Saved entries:
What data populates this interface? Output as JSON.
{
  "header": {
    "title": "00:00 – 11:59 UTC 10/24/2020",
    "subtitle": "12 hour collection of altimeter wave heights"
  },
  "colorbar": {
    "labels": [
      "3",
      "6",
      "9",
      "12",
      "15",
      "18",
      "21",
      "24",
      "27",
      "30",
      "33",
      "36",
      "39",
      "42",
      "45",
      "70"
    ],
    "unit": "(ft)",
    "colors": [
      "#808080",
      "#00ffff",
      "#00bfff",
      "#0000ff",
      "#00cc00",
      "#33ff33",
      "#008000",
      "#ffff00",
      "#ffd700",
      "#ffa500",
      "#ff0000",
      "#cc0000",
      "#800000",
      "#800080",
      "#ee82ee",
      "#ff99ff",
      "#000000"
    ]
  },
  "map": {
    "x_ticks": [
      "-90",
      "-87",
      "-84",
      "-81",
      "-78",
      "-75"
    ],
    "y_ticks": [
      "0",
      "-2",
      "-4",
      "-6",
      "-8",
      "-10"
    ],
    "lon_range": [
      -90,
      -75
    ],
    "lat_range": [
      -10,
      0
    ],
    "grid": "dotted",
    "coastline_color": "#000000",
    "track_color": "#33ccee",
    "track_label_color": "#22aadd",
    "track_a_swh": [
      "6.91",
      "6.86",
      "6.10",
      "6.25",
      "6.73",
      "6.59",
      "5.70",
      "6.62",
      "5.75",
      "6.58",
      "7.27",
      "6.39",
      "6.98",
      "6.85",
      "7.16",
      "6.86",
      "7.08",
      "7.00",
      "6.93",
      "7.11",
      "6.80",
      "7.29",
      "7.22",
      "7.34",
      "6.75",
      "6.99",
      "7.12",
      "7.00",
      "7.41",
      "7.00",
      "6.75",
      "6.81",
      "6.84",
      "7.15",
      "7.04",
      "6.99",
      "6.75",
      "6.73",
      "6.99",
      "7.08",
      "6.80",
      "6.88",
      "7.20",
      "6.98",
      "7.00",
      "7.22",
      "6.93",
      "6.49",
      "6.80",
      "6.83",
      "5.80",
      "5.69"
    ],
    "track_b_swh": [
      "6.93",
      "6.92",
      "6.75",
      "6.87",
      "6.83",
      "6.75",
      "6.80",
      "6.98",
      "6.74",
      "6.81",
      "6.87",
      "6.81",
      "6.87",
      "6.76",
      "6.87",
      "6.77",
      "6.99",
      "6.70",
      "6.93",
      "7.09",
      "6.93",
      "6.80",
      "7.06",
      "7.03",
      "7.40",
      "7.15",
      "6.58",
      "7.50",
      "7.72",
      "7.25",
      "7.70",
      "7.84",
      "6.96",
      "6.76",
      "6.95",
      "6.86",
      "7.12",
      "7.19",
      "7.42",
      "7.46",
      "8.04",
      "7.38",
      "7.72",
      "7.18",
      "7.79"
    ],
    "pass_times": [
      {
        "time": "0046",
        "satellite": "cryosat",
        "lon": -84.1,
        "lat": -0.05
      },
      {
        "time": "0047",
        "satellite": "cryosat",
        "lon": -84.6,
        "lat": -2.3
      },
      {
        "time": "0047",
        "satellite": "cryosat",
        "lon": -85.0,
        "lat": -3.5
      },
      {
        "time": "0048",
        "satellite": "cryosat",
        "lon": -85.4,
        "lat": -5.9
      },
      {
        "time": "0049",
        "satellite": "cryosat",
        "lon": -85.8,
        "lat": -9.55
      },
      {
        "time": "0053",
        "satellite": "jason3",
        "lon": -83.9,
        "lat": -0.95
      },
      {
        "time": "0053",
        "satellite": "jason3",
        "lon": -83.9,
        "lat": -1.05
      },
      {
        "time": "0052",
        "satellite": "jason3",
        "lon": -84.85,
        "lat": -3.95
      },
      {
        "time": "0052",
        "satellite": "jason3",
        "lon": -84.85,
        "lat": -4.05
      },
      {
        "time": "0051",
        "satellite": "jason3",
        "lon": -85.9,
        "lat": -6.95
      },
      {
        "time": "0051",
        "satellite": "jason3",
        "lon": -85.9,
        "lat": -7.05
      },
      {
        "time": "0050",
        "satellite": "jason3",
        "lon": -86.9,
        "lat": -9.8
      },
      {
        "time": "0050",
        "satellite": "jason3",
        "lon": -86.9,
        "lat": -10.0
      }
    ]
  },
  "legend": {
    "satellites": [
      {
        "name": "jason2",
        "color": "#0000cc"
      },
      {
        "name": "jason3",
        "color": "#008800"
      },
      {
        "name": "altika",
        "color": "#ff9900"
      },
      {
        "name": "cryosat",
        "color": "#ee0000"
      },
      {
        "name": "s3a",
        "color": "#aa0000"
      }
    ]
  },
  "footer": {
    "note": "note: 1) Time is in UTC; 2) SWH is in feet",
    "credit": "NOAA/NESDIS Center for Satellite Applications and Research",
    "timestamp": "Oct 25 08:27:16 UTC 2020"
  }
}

-- Task to carry out --
Each entry above is to be set down again in exactly the same words.

-- Task solution --
What data populates this interface? Output as JSON.
{
  "header": {
    "title": "00:00 – 11:59 UTC 10/24/2020",
    "subtitle": "12 hour collection of altimeter wave heights"
  },
  "colorbar": {
    "labels": [
      "3",
      "6",
      "9",
      "12",
      "15",
      "18",
      "21",
      "24",
      "27",
      "30",
      "33",
      "36",
      "39",
      "42",
      "45",
      "70"
    ],
    "unit": "(ft)",
    "colors": [
      "#808080",
      "#00ffff",
      "#00bfff",
      "#0000ff",
      "#00cc00",
      "#33ff33",
      "#008000",
      "#ffff00",
      "#ffd700",
      "#ffa500",
      "#ff0000",
      "#cc0000",
      "#800000",
      "#800080",
      "#ee82ee",
      "#ff99ff",
      "#000000"
    ]
  },
  "map": {
    "x_ticks": [
      "-90",
      "-87",
      "-84",
      "-81",
      "-78",
      "-75"
    ],
    "y_ticks": [
      "0",
      "-2",
      "-4",
      "-6",
      "-8",
      "-10"
    ],
    "lon_range": [
      -90,
      -75
    ],
    "lat_range": [
      -10,
      0
    ],
    "grid": "dotted",
    "coastline_color": "#000000",
    "track_color": "#33ccee",
    "track_label_color": "#22aadd",
    "track_a_swh": [
      "6.91",
      "6.86",
      "6.10",
      "6.25",
      "6.73",
      "6.59",
      "5.70",
      "6.62",
      "5.75",
      "6.58",
      "7.27",
      "6.39",
      "6.98",
      "6.85",
      "7.16",
      "6.86",
      "7.08",
      "7.00",
      "6.93",
      "7.11",
      "6.80",
      "7.29",
      "7.22",
      "7.34",
      "6.75",
      "6.99",
      "7.12",
      "7.00",
      "7.41",
      "7.00",
      "6.75",
      "6.81",
      "6.84",
      "7.15",
      "7.04",
      "6.99",
      "6.75",
      "6.73",
      "6.99",
      "7.08",
      "6.80",
      "6.88",
      "7.20",
      "6.98",
      "7.00",
      "7.22",
      "6.93",
      "6.49",
      "6.80",
      "6.83",
      "5.80",
      "5.69"
    ],
    "track_b_swh": [
      "6.93",
      "6.92",
      "6.75",
      "6.87",
      "6.83",
      "6.75",
      "6.80",
      "6.98",
      "6.74",
      "6.81",
      "6.87",
      "6.81",
      "6.87",
      "6.76",
      "6.87",
      "6.77",
      "6.99",
      "6.70",
      "6.93",
      "7.09",
      "6.93",
      "6.80",
      "7.06",
      "7.03",
      "7.40",
      "7.15",
      "6.58",
      "7.50",
      "7.72",
      "7.25",
      "7.70",
      "7.84",
      "6.96",
      "6.76",
      "6.95",
      "6.86",
      "7.12",
      "7.19",
      "7.42",
      "7.46",
      "8.04",
      "7.38",
      "7.72",
      "7.18",
      "7.79"
    ],
    "pass_times": [
      {
        "time": "0046",
        "satellite": "cryosat",
        "lon": -84.1,
        "lat": -0.05
      },
      {
        "time": "0047",
        "satellite": "cryosat",
        "lon": -84.6,
        "lat": -2.3
      },
      {
        "time": "0047",
        "satellite": "cryosat",
        "lon": -85.0,
        "lat": -3.5
      },
      {
        "time": "0048",
        "satellite": "cryosat",
        "lon": -85.4,
        "lat": -5.9
      },
      {
        "time": "0049",
        "satellite": "cryosat",
        "lon": -85.8,
        "lat": -9.55
      },
      {
        "time": "0053",
        "satellite": "jason3",
        "lon": -83.9,
        "lat": -0.95
      },
      {
        "time": "0053",
        "satellite": "jason3",
        "lon": -83.9,
        "lat": -1.05
      },
      {
        "time": "0052",
        "satellite": "jason3",
        "lon": -84.85,
        "lat": -3.95
      },
      {
        "time": "0052",
        "satellite": "jason3",
        "lon": -84.85,
        "lat": -4.05
      },
      {
        "time": "0051",
        "satellite": "jason3",
        "lon": -85.9,
        "lat": -6.95
      },
      {
        "time": "0051",
        "satellite": "jason3",
        "lon": -85.9,
        "lat": -7.05
      },
      {
        "time": "0050",
        "satellite": "jason3",
        "lon": -86.9,
        "lat": -9.8
      },
      {
        "time": "0050",
        "satellite": "jason3",
        "lon": -86.9,
        "lat": -10.0
      }
    ]
  },
  "legend": {
    "satellites": [
      {
        "name": "jason2",
        "color": "#0000cc"
      },
      {
        "name": "jason3",
        "color": "#008800"
      },
      {
        "name": "altika",
        "color": "#ff9900"
      },
      {
        "name": "cryosat",
        "color": "#ee0000"
      },
      {
        "name": "s3a",
        "color": "#aa0000"
      }
    ]
  },
  "footer": {
    "note": "note: 1) Time is in UTC; 2) SWH is in feet",
    "credit": "NOAA/NESDIS Center for Satellite Applications and Research",
    "timestamp": "Oct 25 08:27:16 UTC 2020"
  }
}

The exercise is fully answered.